Some records:
■ ■ ■ ■ ■

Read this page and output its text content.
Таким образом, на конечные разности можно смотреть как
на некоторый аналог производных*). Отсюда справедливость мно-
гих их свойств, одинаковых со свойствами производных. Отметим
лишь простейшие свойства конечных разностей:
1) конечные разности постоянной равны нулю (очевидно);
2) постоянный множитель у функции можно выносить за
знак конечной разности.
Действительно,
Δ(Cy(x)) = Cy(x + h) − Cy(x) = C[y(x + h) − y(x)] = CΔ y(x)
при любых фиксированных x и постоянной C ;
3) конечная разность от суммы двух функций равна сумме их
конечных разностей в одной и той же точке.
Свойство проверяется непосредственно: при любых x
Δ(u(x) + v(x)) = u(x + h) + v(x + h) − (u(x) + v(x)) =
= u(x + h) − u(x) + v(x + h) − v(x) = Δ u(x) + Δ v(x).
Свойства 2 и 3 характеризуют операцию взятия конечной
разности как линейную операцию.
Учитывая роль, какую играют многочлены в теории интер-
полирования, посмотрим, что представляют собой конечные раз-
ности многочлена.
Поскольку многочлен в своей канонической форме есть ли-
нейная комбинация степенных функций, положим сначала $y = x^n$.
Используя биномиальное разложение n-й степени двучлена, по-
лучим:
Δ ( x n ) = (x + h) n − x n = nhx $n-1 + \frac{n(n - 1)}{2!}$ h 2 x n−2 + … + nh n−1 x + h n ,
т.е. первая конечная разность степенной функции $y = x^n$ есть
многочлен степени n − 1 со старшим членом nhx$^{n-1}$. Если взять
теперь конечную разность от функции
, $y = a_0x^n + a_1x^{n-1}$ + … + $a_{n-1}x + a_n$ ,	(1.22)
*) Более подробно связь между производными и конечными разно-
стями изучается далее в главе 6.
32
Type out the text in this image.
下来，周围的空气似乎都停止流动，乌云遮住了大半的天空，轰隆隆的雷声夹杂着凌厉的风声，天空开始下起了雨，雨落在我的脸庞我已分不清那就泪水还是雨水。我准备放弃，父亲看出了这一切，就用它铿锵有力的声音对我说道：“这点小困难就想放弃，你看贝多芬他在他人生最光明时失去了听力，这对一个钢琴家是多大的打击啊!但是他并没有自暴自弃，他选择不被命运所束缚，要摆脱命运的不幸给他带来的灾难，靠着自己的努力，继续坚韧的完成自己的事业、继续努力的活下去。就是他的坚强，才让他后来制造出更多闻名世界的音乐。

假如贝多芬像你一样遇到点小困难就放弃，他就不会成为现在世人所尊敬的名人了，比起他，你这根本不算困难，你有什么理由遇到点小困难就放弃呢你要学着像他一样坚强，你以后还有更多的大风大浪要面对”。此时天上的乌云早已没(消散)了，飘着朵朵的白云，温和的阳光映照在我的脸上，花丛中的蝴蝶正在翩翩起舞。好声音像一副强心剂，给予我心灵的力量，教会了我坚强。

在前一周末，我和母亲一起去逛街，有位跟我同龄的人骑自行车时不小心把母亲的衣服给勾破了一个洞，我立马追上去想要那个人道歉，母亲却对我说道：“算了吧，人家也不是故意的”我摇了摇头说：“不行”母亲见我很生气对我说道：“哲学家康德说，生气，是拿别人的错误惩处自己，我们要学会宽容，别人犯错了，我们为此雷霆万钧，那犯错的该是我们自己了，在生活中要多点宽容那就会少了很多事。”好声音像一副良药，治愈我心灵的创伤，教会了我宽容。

■ ■ ■ ■ ■

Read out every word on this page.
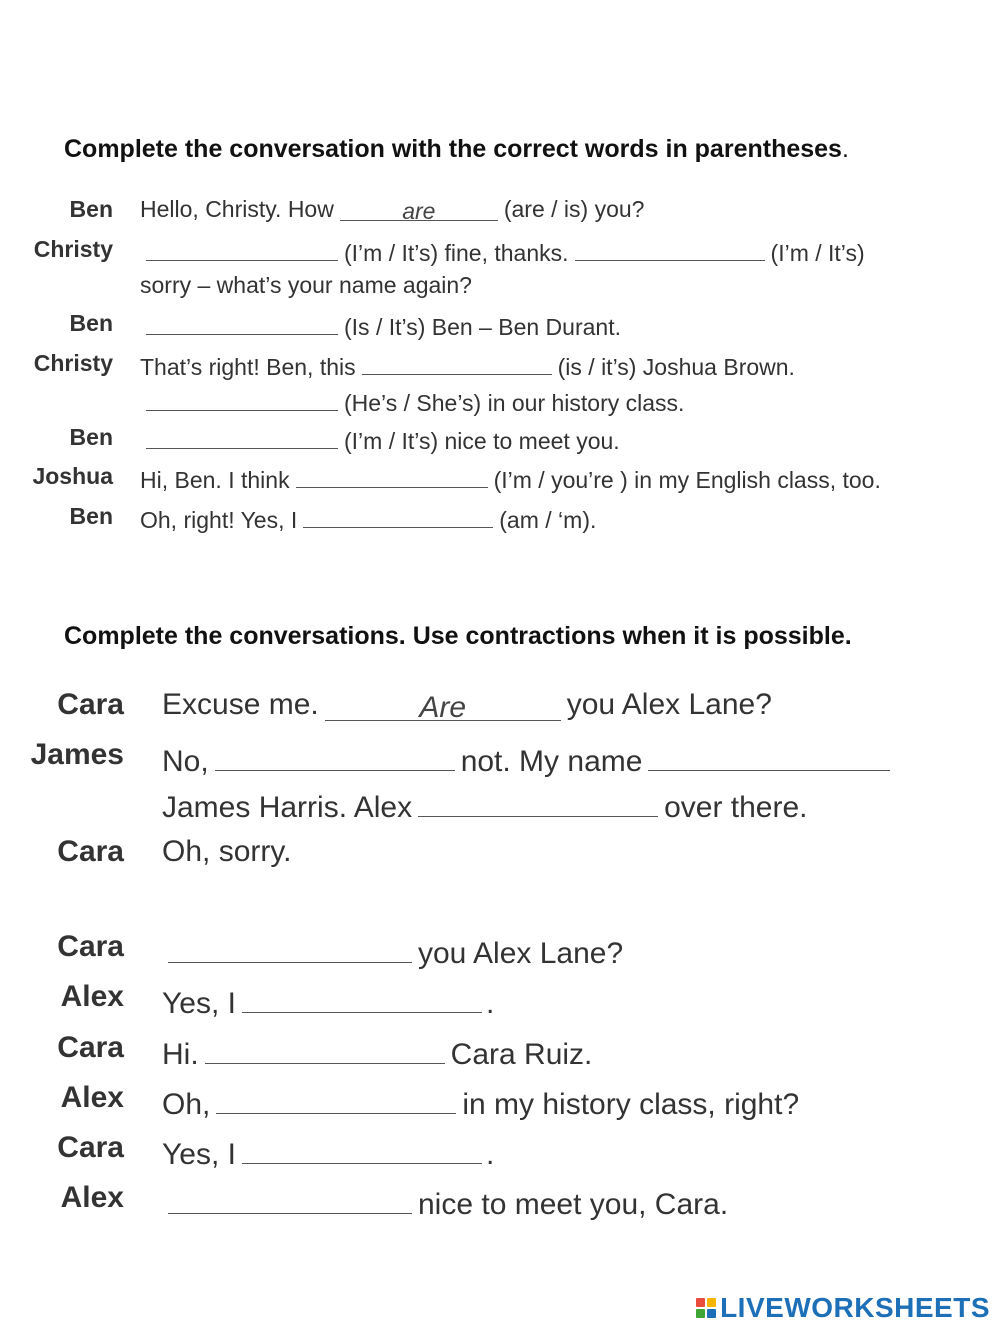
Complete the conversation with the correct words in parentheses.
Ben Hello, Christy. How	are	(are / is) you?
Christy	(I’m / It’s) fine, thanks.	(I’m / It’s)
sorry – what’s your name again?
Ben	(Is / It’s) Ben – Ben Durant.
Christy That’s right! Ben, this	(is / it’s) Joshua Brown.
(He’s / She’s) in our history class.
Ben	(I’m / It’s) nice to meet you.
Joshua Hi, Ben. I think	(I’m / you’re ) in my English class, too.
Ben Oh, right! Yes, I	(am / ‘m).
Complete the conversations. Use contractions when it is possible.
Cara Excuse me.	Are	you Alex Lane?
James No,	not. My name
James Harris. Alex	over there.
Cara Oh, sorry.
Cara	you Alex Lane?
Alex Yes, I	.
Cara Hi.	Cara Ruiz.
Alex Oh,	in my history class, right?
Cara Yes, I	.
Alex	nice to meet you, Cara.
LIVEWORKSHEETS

■ ■ ■ ■ ■

▶ SHORT PROBLEM:
Copy every line above in which the string "производных" shows up.

▶ FULL SOLUTION:
на некоторый аналог производных*). Отсюда справедливость мно-
гих их свойств, одинаковых со свойствами производных. Отметим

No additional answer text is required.